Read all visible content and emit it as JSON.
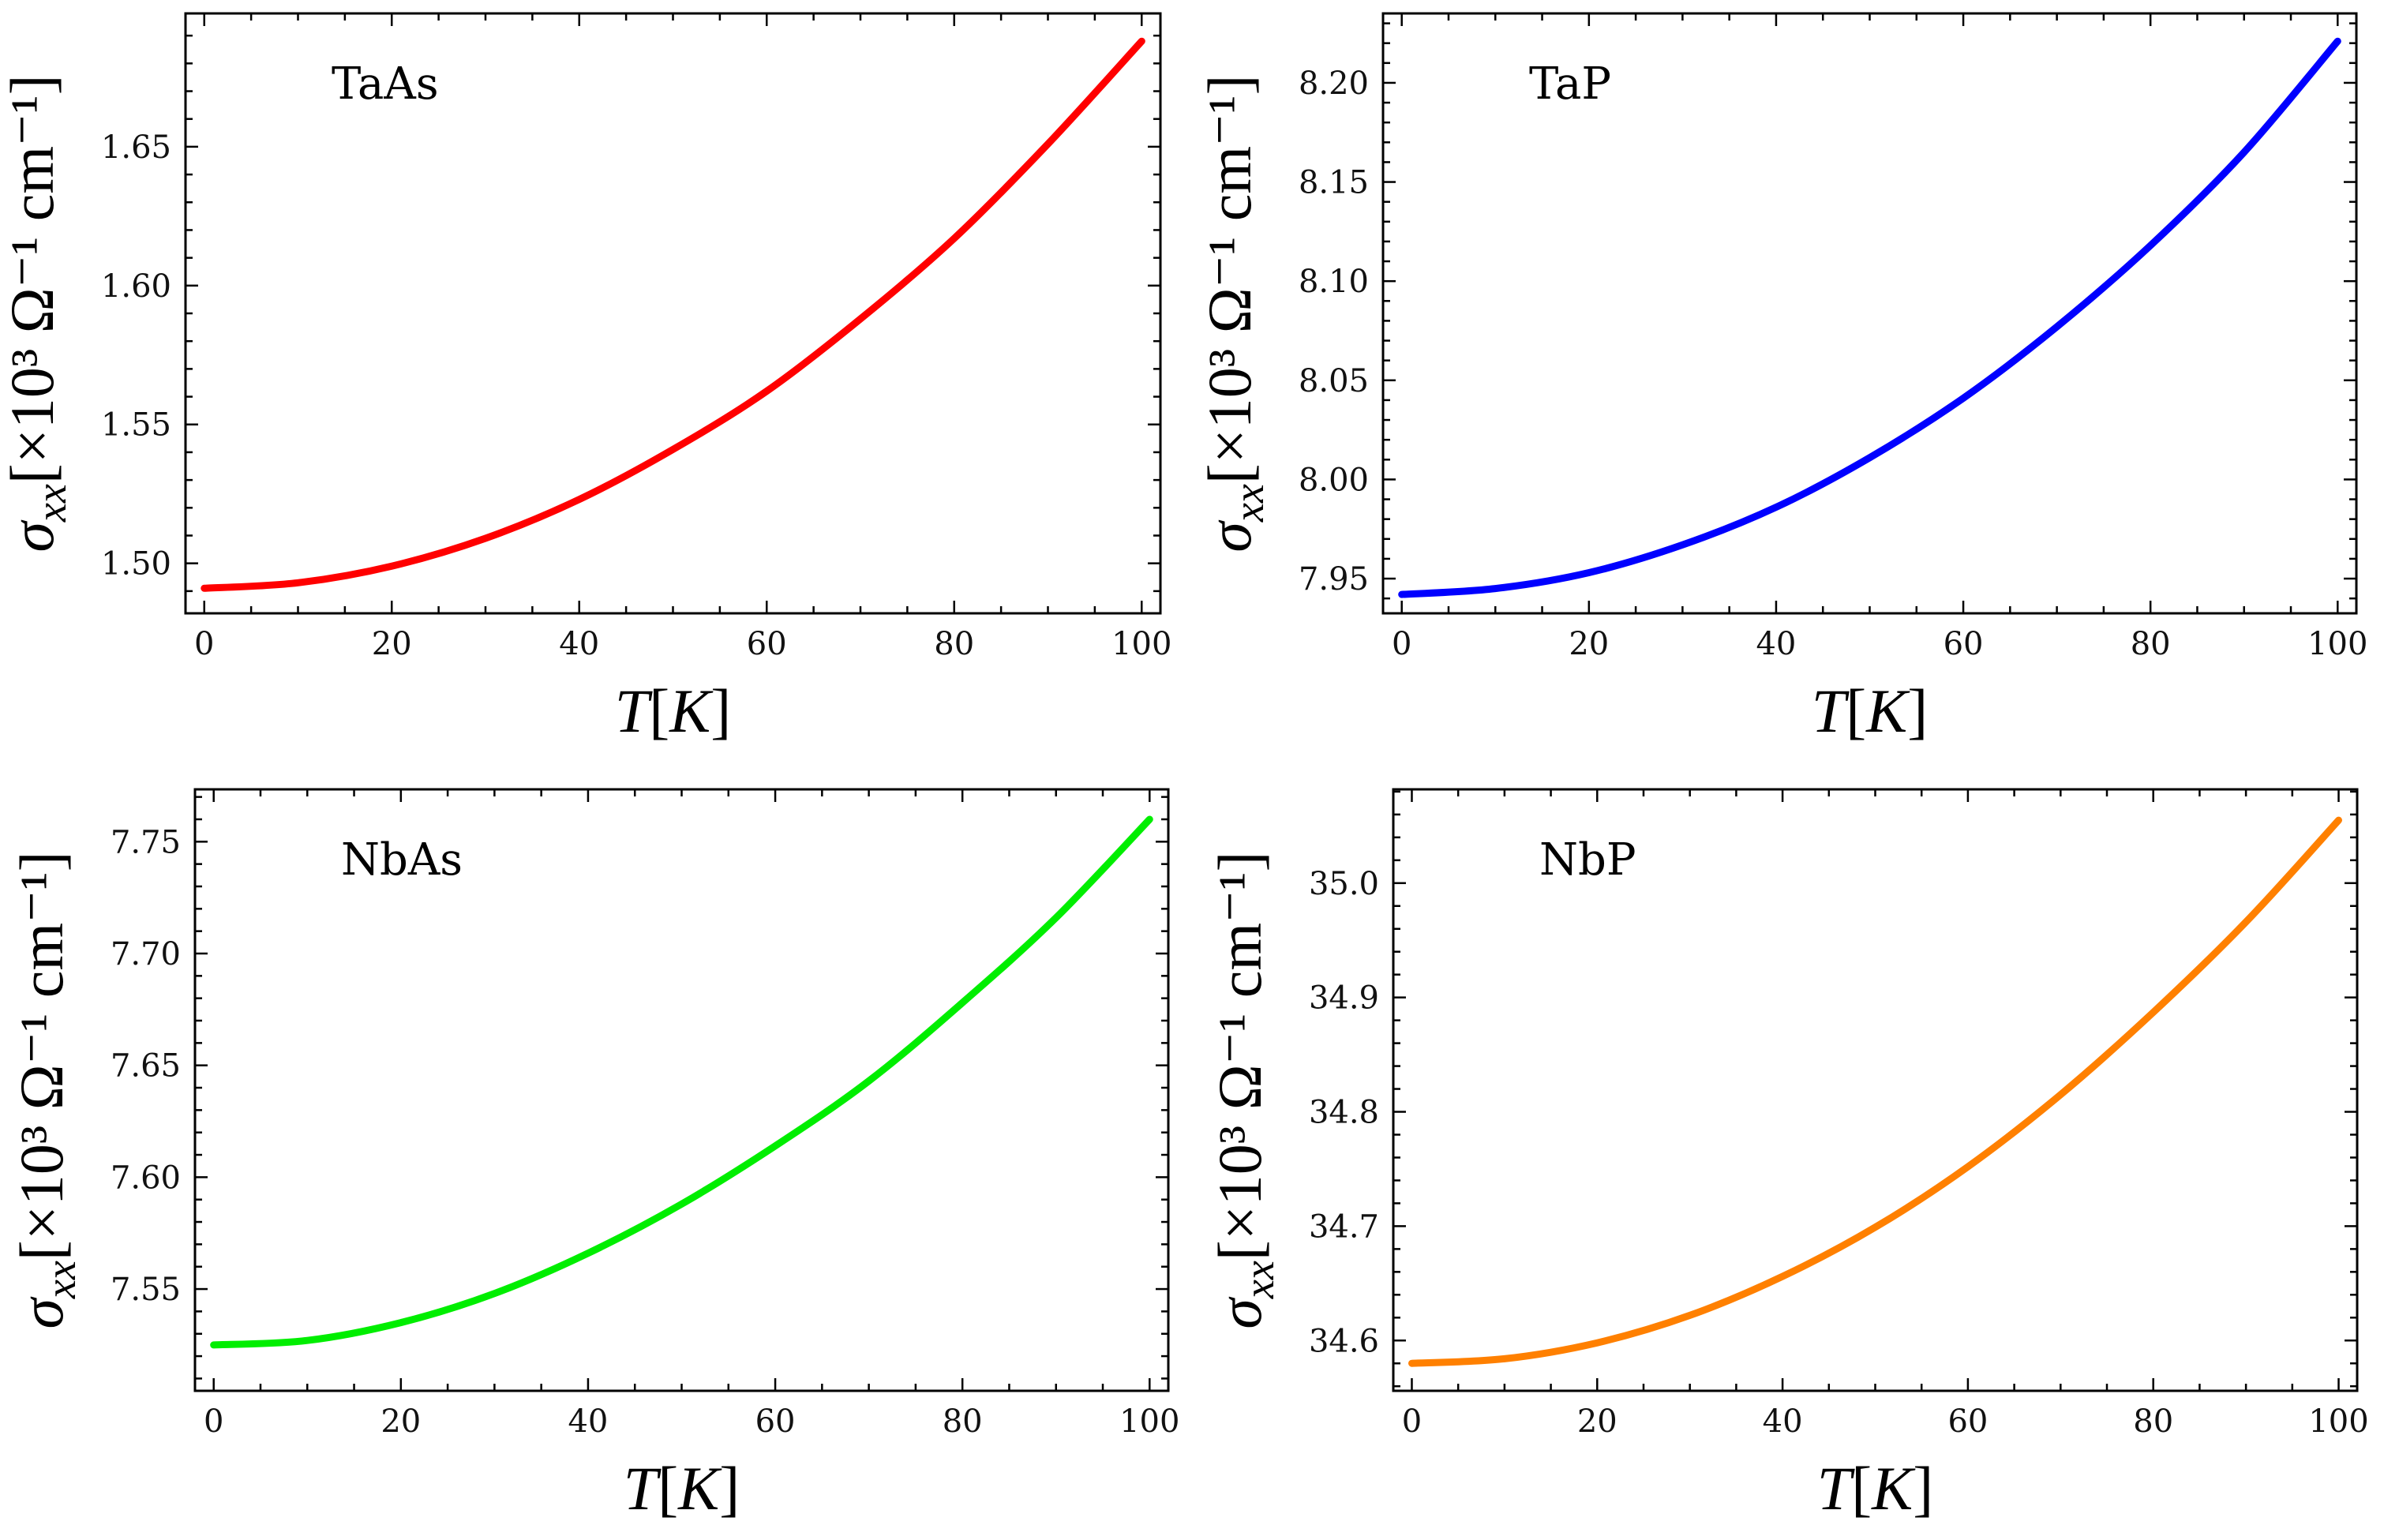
{
  "chart_data": [
    {
      "type": "line",
      "title": "TaAs",
      "xlabel_var": "T",
      "xlabel_unit": "K",
      "ylabel_sym": "σ",
      "ylabel_sub": "xx",
      "ylabel_unit": "[×10³ Ω⁻¹ cm⁻¹]",
      "xlim": [
        -2,
        102
      ],
      "ylim": [
        1.482,
        1.698
      ],
      "xticks": [
        0,
        20,
        40,
        60,
        80,
        100
      ],
      "xtick_labels": [
        "0",
        "20",
        "40",
        "60",
        "80",
        "100"
      ],
      "yticks": [
        1.5,
        1.55,
        1.6,
        1.65
      ],
      "ytick_labels": [
        "1.50",
        "1.55",
        "1.60",
        "1.65"
      ],
      "series": [
        {
          "name": "TaAs",
          "color": "#ff0000",
          "x": [
            0,
            10,
            20,
            30,
            40,
            50,
            60,
            70,
            80,
            90,
            100
          ],
          "y": [
            1.491,
            1.493,
            1.499,
            1.509,
            1.523,
            1.541,
            1.562,
            1.588,
            1.617,
            1.651,
            1.688
          ]
        }
      ]
    },
    {
      "type": "line",
      "title": "TaP",
      "xlabel_var": "T",
      "xlabel_unit": "K",
      "ylabel_sym": "σ",
      "ylabel_sub": "xx",
      "ylabel_unit": "[×10³ Ω⁻¹ cm⁻¹]",
      "xlim": [
        -2,
        102
      ],
      "ylim": [
        7.9325,
        8.235
      ],
      "xticks": [
        0,
        20,
        40,
        60,
        80,
        100
      ],
      "xtick_labels": [
        "0",
        "20",
        "40",
        "60",
        "80",
        "100"
      ],
      "yticks": [
        7.95,
        8.0,
        8.05,
        8.1,
        8.15,
        8.2
      ],
      "ytick_labels": [
        "7.95",
        "8.00",
        "8.05",
        "8.10",
        "8.15",
        "8.20"
      ],
      "series": [
        {
          "name": "TaP",
          "color": "#0000ff",
          "x": [
            0,
            10,
            20,
            30,
            40,
            50,
            60,
            70,
            80,
            90,
            100
          ],
          "y": [
            7.942,
            7.945,
            7.953,
            7.967,
            7.986,
            8.011,
            8.041,
            8.077,
            8.118,
            8.165,
            8.221
          ]
        }
      ]
    },
    {
      "type": "line",
      "title": "NbAs",
      "xlabel_var": "T",
      "xlabel_unit": "K",
      "ylabel_sym": "σ",
      "ylabel_sub": "xx",
      "ylabel_unit": "[×10³ Ω⁻¹ cm⁻¹]",
      "xlim": [
        -2,
        102
      ],
      "ylim": [
        7.5045,
        7.7734
      ],
      "xticks": [
        0,
        20,
        40,
        60,
        80,
        100
      ],
      "xtick_labels": [
        "0",
        "20",
        "40",
        "60",
        "80",
        "100"
      ],
      "yticks": [
        7.55,
        7.6,
        7.65,
        7.7,
        7.75
      ],
      "ytick_labels": [
        "7.55",
        "7.60",
        "7.65",
        "7.70",
        "7.75"
      ],
      "series": [
        {
          "name": "NbAs",
          "color": "#00ee00",
          "x": [
            0,
            10,
            20,
            30,
            40,
            50,
            60,
            70,
            80,
            90,
            100
          ],
          "y": [
            7.525,
            7.527,
            7.535,
            7.548,
            7.566,
            7.588,
            7.614,
            7.643,
            7.678,
            7.716,
            7.76
          ]
        }
      ]
    },
    {
      "type": "line",
      "title": "NbP",
      "xlabel_var": "T",
      "xlabel_unit": "K",
      "ylabel_sym": "σ",
      "ylabel_sub": "xx",
      "ylabel_unit": "[×10³ Ω⁻¹ cm⁻¹]",
      "xlim": [
        -2,
        102
      ],
      "ylim": [
        34.556,
        35.082
      ],
      "xticks": [
        0,
        20,
        40,
        60,
        80,
        100
      ],
      "xtick_labels": [
        "0",
        "20",
        "40",
        "60",
        "80",
        "100"
      ],
      "yticks": [
        34.6,
        34.7,
        34.8,
        34.9,
        35.0
      ],
      "ytick_labels": [
        "34.6",
        "34.7",
        "34.8",
        "34.9",
        "35.0"
      ],
      "series": [
        {
          "name": "NbP",
          "color": "#ff8000",
          "x": [
            0,
            10,
            20,
            30,
            40,
            50,
            60,
            70,
            80,
            90,
            100
          ],
          "y": [
            34.58,
            34.584,
            34.598,
            34.622,
            34.656,
            34.699,
            34.752,
            34.815,
            34.887,
            34.966,
            35.055
          ]
        }
      ]
    }
  ]
}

════════

Task goal:
Pull out every line of the entries that includes the word "name".

Task solution:
          "name": "TaAs",
          "name": "TaP",
          "name": "NbAs",
          "name": "NbP",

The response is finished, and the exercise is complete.